TASK INSTRUCTIONS: Would it be possible to write out each entry below exactly, without the pictures?

INPUT DATA:
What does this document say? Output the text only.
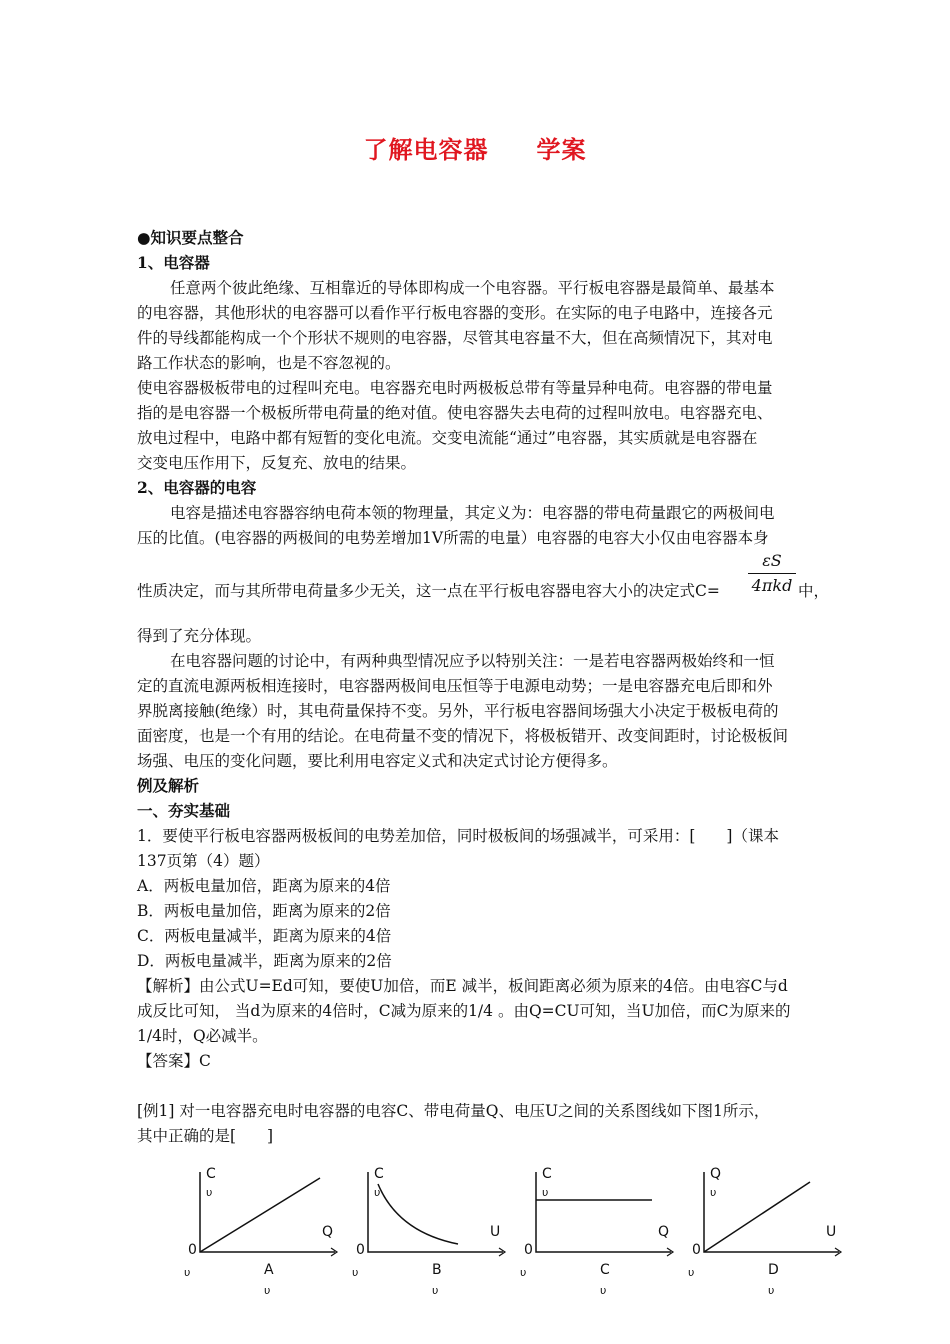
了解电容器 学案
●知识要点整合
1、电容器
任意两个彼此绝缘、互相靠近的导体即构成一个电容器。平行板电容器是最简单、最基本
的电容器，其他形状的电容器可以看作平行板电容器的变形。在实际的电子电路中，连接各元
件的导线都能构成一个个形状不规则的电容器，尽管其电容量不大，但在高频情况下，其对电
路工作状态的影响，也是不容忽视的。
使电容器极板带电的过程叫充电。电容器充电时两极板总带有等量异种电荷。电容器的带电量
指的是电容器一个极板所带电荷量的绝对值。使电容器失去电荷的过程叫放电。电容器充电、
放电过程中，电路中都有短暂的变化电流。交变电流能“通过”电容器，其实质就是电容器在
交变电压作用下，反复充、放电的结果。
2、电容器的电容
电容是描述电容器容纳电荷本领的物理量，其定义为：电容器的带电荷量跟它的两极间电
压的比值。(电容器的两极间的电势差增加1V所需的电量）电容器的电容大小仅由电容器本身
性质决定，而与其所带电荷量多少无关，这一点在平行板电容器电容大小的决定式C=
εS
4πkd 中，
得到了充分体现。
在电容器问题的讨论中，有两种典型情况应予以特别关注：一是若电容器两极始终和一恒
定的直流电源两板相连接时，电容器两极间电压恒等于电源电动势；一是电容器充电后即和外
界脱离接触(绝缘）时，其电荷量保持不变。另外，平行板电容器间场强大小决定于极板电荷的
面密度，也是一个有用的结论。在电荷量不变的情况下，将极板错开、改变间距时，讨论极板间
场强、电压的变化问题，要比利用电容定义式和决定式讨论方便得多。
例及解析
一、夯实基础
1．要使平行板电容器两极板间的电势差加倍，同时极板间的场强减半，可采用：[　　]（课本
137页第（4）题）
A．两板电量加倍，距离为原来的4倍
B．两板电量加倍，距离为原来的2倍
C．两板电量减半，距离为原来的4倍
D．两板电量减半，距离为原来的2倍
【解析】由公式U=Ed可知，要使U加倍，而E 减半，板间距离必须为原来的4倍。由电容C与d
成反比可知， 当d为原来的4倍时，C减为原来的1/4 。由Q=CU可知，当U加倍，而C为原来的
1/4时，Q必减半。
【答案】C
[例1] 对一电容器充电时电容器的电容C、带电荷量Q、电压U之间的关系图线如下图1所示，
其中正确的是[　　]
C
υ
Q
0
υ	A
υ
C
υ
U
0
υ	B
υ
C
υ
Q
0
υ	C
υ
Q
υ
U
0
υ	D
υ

ANSWER TO THE TASK:
What does this document say? Output the text only.
了解电容器 学案
●知识要点整合
1、电容器
任意两个彼此绝缘、互相靠近的导体即构成一个电容器。平行板电容器是最简单、最基本
的电容器，其他形状的电容器可以看作平行板电容器的变形。在实际的电子电路中，连接各元
件的导线都能构成一个个形状不规则的电容器，尽管其电容量不大，但在高频情况下，其对电
路工作状态的影响，也是不容忽视的。
使电容器极板带电的过程叫充电。电容器充电时两极板总带有等量异种电荷。电容器的带电量
指的是电容器一个极板所带电荷量的绝对值。使电容器失去电荷的过程叫放电。电容器充电、
放电过程中，电路中都有短暂的变化电流。交变电流能“通过”电容器，其实质就是电容器在
交变电压作用下，反复充、放电的结果。
2、电容器的电容
电容是描述电容器容纳电荷本领的物理量，其定义为：电容器的带电荷量跟它的两极间电
压的比值。(电容器的两极间的电势差增加1V所需的电量）电容器的电容大小仅由电容器本身
性质决定，而与其所带电荷量多少无关，这一点在平行板电容器电容大小的决定式C=
εS
4πkd 中，
得到了充分体现。
在电容器问题的讨论中，有两种典型情况应予以特别关注：一是若电容器两极始终和一恒
定的直流电源两板相连接时，电容器两极间电压恒等于电源电动势；一是电容器充电后即和外
界脱离接触(绝缘）时，其电荷量保持不变。另外，平行板电容器间场强大小决定于极板电荷的
面密度，也是一个有用的结论。在电荷量不变的情况下，将极板错开、改变间距时，讨论极板间
场强、电压的变化问题，要比利用电容定义式和决定式讨论方便得多。
例及解析
一、夯实基础
1．要使平行板电容器两极板间的电势差加倍，同时极板间的场强减半，可采用：[　　]（课本
137页第（4）题）
A．两板电量加倍，距离为原来的4倍
B．两板电量加倍，距离为原来的2倍
C．两板电量减半，距离为原来的4倍
D．两板电量减半，距离为原来的2倍
【解析】由公式U=Ed可知，要使U加倍，而E 减半，板间距离必须为原来的4倍。由电容C与d
成反比可知， 当d为原来的4倍时，C减为原来的1/4 。由Q=CU可知，当U加倍，而C为原来的
1/4时，Q必减半。
【答案】C
[例1] 对一电容器充电时电容器的电容C、带电荷量Q、电压U之间的关系图线如下图1所示，
其中正确的是[　　]
C
υ
Q
0
υ	A
υ
C
υ
U
0
υ	B
υ
C
υ
Q
0
υ	C
υ
Q
υ
U
0
υ	D
υ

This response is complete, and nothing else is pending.